DESCRIPTION OF THE TASK
Tally the lines that contain the string "bacia" and state that total without comment.

===== MATERIAL FOR THIS TASK

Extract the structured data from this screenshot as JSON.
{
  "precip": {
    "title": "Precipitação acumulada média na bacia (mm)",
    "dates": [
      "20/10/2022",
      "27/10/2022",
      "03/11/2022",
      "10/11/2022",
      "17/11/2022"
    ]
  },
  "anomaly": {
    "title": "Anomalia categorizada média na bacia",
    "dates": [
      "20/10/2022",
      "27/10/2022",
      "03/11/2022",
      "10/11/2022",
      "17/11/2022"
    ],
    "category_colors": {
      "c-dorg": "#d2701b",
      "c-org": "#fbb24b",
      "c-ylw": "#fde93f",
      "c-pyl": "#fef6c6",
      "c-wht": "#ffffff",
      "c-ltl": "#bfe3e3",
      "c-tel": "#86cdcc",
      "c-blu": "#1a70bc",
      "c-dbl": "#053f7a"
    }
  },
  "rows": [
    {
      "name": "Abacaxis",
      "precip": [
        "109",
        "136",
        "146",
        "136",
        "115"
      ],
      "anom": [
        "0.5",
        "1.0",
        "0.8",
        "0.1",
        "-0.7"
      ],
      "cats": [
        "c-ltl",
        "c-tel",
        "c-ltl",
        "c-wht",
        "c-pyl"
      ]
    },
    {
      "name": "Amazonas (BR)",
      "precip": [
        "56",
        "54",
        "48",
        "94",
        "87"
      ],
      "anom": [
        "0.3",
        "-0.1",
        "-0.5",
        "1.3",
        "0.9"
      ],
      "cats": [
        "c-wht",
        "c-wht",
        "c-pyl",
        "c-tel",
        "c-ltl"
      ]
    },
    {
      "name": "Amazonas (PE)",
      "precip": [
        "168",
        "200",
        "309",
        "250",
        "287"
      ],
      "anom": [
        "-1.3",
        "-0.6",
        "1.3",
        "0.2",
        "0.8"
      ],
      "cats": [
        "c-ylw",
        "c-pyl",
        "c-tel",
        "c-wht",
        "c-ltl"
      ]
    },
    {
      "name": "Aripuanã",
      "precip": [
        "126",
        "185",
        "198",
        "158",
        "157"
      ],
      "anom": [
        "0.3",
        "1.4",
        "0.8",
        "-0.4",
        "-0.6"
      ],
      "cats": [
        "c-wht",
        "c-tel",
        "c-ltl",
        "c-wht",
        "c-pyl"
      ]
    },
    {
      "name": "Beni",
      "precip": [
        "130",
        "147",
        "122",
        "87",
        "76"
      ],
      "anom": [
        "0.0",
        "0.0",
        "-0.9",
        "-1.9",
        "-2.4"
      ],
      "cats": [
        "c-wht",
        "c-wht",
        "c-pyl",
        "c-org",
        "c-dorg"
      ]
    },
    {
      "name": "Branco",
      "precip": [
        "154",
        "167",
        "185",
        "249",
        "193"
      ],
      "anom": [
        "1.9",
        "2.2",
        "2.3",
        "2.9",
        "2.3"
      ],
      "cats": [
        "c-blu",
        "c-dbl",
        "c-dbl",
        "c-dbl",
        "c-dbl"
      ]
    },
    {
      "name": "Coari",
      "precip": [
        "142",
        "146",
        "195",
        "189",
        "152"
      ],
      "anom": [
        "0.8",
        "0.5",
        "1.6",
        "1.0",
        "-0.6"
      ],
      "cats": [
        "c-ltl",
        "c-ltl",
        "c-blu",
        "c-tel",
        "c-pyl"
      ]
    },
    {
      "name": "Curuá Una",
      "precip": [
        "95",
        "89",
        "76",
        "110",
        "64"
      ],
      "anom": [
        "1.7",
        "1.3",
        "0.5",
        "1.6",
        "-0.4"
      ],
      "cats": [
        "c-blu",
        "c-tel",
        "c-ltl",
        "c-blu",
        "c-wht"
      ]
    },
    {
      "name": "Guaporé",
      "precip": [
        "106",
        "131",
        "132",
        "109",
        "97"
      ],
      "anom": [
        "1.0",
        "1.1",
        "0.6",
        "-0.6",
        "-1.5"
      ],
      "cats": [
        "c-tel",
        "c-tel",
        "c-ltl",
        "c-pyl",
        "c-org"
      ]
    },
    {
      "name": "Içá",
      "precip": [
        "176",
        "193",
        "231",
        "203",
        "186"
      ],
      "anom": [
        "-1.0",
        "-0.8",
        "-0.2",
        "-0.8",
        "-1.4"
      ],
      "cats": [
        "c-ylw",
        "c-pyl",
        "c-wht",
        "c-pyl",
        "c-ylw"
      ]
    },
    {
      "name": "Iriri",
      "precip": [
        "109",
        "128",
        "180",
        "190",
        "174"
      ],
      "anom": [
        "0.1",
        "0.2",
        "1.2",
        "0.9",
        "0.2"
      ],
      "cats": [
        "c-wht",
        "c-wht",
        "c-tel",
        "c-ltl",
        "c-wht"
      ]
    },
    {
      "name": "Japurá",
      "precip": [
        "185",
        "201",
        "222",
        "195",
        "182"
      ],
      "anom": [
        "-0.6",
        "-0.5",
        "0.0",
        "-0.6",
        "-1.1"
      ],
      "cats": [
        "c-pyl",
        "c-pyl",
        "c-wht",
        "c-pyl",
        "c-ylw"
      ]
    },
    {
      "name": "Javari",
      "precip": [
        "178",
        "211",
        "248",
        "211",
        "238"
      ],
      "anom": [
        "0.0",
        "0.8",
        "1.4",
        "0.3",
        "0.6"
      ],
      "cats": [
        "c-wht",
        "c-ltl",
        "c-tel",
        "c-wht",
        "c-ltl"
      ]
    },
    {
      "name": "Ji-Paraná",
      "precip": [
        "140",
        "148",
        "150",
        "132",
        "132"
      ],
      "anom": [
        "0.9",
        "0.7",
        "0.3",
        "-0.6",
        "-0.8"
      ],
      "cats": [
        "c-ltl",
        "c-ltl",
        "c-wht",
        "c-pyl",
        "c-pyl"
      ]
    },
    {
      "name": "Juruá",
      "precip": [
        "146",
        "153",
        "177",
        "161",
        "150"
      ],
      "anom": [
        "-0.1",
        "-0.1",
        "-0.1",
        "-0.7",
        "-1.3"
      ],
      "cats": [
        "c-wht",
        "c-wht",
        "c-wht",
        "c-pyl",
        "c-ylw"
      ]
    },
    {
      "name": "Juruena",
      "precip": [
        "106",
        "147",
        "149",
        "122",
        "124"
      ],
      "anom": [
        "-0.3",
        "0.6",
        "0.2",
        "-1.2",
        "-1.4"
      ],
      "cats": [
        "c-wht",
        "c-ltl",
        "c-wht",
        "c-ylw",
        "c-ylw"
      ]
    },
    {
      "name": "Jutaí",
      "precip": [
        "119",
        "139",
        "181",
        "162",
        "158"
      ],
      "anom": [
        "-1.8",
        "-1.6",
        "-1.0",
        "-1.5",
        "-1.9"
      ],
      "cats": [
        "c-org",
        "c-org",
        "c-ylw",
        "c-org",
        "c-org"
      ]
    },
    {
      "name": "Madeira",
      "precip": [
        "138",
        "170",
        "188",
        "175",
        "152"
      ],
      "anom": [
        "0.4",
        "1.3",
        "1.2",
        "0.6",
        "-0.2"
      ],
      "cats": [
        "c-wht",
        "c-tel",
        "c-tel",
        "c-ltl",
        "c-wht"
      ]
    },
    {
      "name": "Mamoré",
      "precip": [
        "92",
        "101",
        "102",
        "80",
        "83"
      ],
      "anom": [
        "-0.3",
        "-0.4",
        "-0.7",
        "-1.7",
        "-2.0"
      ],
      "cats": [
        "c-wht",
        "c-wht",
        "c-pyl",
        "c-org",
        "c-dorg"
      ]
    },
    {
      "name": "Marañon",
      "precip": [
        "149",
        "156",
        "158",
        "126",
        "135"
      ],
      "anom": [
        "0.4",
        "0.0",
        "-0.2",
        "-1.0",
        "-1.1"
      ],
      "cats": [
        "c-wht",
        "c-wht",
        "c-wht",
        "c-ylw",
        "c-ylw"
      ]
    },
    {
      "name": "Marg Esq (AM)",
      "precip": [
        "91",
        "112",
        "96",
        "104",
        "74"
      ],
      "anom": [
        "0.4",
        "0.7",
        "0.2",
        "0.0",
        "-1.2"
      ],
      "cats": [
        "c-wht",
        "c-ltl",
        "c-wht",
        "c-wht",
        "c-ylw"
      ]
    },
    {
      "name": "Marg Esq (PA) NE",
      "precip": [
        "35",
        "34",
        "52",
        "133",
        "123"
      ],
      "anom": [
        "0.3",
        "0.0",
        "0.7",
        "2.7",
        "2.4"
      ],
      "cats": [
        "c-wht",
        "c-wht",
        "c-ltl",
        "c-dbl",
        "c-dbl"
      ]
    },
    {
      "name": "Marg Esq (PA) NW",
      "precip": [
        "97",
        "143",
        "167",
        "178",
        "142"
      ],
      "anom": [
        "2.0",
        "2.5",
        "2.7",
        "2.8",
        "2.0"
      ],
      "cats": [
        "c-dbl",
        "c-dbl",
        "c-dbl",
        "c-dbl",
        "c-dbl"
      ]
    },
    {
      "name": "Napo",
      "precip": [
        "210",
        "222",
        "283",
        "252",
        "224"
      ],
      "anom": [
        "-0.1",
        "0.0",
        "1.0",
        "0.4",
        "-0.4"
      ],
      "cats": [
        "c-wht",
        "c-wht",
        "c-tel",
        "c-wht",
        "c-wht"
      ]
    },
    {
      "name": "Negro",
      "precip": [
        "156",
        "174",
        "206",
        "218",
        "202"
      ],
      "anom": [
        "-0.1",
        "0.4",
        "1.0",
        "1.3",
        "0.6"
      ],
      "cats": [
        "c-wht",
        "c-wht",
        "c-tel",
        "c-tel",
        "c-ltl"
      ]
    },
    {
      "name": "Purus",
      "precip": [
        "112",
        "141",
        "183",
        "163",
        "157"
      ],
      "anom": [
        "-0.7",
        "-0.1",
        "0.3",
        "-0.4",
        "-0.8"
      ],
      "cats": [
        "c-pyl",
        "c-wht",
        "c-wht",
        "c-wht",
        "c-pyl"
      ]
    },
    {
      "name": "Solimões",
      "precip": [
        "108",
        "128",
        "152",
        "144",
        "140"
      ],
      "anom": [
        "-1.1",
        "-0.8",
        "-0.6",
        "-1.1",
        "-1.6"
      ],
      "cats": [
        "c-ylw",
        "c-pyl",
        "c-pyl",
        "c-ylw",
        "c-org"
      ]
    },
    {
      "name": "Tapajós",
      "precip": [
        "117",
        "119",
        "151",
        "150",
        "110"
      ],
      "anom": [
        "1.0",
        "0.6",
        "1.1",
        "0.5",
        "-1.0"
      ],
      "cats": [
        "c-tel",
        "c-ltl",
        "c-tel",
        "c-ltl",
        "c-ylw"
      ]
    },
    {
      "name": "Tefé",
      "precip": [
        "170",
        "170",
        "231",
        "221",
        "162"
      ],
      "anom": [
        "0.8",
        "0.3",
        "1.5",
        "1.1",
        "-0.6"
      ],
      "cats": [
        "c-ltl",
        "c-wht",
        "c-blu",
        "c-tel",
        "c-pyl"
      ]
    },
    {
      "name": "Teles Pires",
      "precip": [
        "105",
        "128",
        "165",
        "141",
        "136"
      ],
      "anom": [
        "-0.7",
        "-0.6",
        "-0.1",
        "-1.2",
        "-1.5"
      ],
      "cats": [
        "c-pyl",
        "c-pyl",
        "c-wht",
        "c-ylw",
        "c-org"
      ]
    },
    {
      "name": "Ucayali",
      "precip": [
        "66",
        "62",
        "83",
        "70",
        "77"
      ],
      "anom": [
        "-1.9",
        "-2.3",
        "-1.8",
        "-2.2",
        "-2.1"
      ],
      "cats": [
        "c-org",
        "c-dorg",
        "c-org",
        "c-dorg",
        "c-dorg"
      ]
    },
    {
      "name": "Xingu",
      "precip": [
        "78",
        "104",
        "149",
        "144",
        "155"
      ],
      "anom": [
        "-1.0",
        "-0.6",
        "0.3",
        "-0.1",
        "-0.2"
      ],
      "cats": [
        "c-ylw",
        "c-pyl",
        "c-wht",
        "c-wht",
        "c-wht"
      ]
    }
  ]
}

==========

FINAL RESULT
2